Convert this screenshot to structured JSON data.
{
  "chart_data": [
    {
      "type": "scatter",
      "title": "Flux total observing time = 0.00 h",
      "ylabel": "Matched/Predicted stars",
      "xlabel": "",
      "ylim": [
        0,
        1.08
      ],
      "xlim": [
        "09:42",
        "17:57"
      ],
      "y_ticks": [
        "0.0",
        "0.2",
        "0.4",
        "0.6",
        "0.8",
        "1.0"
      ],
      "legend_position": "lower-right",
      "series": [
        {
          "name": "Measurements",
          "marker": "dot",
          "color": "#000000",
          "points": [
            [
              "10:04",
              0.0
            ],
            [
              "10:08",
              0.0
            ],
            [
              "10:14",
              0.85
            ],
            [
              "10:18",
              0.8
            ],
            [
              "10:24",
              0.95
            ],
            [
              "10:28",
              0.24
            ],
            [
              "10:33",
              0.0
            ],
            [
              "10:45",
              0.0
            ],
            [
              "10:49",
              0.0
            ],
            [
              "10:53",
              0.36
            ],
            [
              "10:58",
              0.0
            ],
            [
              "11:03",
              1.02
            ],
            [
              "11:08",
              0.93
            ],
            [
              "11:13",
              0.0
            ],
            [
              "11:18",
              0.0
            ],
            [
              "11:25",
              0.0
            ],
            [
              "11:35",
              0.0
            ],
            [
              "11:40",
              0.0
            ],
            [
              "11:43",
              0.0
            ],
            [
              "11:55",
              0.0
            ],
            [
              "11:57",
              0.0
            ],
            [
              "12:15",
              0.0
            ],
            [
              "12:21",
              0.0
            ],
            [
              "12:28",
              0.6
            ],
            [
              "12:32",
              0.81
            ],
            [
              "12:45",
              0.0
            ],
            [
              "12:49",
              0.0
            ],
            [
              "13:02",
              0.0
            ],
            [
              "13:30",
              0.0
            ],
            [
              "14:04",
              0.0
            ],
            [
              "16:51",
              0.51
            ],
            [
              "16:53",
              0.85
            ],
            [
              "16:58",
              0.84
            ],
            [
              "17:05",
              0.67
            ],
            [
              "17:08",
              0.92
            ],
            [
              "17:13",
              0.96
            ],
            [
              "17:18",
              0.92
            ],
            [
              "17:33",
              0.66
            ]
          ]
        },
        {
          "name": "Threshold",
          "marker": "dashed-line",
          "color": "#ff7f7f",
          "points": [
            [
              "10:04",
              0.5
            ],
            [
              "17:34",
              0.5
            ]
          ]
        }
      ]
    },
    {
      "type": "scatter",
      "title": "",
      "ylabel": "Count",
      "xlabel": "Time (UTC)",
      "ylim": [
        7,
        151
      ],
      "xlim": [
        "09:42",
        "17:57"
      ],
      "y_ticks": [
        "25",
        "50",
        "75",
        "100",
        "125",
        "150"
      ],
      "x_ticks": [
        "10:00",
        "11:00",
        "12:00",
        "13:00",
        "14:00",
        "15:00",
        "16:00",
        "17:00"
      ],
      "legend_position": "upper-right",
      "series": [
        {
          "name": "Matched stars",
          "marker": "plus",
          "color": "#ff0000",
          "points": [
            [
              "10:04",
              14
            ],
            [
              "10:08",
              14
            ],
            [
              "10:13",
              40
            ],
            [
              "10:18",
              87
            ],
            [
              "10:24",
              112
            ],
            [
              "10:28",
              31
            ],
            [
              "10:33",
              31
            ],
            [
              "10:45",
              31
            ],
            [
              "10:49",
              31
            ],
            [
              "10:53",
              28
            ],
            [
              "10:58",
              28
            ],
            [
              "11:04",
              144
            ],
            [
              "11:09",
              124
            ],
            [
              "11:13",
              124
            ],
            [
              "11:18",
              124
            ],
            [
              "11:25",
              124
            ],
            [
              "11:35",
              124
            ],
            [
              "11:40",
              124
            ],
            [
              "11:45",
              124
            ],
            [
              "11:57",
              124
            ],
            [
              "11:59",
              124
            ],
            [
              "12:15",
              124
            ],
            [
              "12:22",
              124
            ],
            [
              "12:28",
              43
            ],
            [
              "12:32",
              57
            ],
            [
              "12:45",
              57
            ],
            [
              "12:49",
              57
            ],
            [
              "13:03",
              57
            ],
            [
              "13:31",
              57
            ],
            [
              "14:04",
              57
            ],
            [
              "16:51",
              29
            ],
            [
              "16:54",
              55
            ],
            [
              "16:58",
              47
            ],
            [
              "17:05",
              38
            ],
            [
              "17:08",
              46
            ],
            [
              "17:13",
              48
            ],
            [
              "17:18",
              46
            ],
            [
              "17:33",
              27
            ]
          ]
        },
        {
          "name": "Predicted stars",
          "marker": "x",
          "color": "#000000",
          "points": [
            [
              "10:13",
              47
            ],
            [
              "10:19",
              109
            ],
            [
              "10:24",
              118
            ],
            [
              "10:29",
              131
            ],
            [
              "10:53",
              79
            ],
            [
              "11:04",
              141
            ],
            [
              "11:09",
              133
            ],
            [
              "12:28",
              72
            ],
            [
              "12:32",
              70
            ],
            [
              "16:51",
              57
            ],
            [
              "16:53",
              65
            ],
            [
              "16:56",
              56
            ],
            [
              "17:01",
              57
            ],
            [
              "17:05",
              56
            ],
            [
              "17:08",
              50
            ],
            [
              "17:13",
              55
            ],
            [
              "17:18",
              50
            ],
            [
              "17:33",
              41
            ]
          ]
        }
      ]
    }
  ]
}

→ **THE REQUEST**: Copy out all lines where the word "name" appears.

→ **FINISHED TASK**:
          "name": "Measurements",
          "name": "Threshold",
          "name": "Matched stars",
          "name": "Predicted stars",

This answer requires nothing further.